**Tarea pedida 1:** Repite sin cambios las líneas del listado, desde la primera hasta la línea que contiene "tweet-text-line: who is", ambas incluidas.

Obama y la guerra permanente
Por Leandro Morgenfeld
www.marcha.org.ar
www.marcha.org.ar
Obama llegó al poder en enero de 2009, criticando al guerrerista Bush. Pocos meses después, recibió un polémico Premio Nobel de la Paz. Sin embargo, se transformó en un asesino serial, a través de los drones, continuando y profundizando la política de guerra permanente de su antecesor.
En 2008, durante la campaña presidencial, Obama despertó amplias
expectativas, no sólo al interior de Estados Unidos, sino en el resto
del mundo, en el que crecía el rechazo a las políticas guerreristas de
George W. Bush. El candidato demócrata había sido uno de los pocos
senadores que había votado en contra de la invasión a Irak, en 2003, y
prometía el retiro de tropas. Con un discurso crítico del unilateralismo
y belicismo de su antecesor, muchos pronosticaron un cambio radical de
la política exterior estadounidense tras su asunción en enero de 2009.
Una de sus primeras acciones, ya en la Casa Blanca, fue anunciar el
cierre de la cárcel ilegal en Guantánamo. Meses más tarde, recibiría el
Premio Nobel de la Paz.
Hace pocos meses Obama logró su reelección y está iniciando su
segundo mandato. Más allá de su retórica a favor de la diplomacia y el
multilateralismo, poco cambió respecto a su antecesor en cuanto a la
política exterior belicista. Mantuvo la cárcel ilegal de Guantánamo,
todo un símbolo.
Desde hace dos meses, un centenar de presos allí recluidos están en
huelga de hambre. El gobierno reconoció que la mitad de los 166 reclusos
no representan una amenaza para Estados Unidos. El New York Times
publicó la semana pasada una carta firmada por el preso yemení Samir
Naji al Hasan Moqbel. Detenido hace 11 años, sin haber sido jamás
acusado ni juzgado, denuncia las atrocidades a las que son sometidos.
Violación sistemática de los derechos humanos. Negación de justicia. Un
símbolo del doble estándar del Departamento de Estado.
La otra gran polémica actual es el uso de drones -aviones no
tripulados- para penetrar en espacios aéreos soberanos y matar a cientos
de objetivos calificados como "vitales" para la seguridad de Washington
y sus aliados. Esta práctica, intensificada por Obama, cambió las
reglas convencionales de la guerra. Sólo en Pakistán, según el Ministro
del Interior de ese país, 1800 civiles fueron asesinados en 336 ataques
lanzados por el Pentágono a través de esta "moderna" técnica de
asesinato. La Casa Blanca se (auto) atribuye el derecho a asesinar sin
juicio previo a militares y civiles a lo largo y ancho del mundo entero.

**Tarea pedida 2:** Duplica al pie de la letra el fragmento del artículo que va desde "En 2008, durante" hasta "enero de 2009.", incluido este último.

**Datos de trabajo:**
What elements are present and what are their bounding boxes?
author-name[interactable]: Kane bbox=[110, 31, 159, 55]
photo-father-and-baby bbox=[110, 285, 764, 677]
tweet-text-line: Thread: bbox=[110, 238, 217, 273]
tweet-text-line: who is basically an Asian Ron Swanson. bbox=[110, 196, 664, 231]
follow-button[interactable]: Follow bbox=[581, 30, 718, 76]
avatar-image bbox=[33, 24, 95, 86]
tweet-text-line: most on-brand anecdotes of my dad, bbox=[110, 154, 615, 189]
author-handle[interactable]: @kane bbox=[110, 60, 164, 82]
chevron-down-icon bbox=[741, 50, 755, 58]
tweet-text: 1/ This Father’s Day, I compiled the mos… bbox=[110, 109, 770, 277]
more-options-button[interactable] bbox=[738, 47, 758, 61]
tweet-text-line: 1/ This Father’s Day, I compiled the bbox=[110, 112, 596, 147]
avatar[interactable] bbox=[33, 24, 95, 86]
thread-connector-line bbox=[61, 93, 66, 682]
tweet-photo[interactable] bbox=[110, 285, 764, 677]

**Resultado correcto 1:**
What elements are present and what are their bounding boxes?
author-name[interactable]: Kane bbox=[110, 31, 159, 55]
photo-father-and-baby bbox=[110, 285, 764, 677]
tweet-text-line: Thread: bbox=[110, 238, 217, 273]
tweet-text-line: who is basically an Asian Ron Swanson. bbox=[110, 196, 664, 231]

**Resultado correcto 2:**
En 2008, durante la campaña presidencial, Obama despertó amplias
expectativas, no sólo al interior de Estados Unidos, sino en el resto
del mundo, en el que crecía el rechazo a las políticas guerreristas de
George W. Bush. El candidato demócrata había sido uno de los pocos
senadores que había votado en contra de la invasión a Irak, en 2003, y
prometía el retiro de tropas. Con un discurso crítico del unilateralismo
y belicismo de su antecesor, muchos pronosticaron un cambio radical de
la política exterior estadounidense tras su asunción en enero de 2009.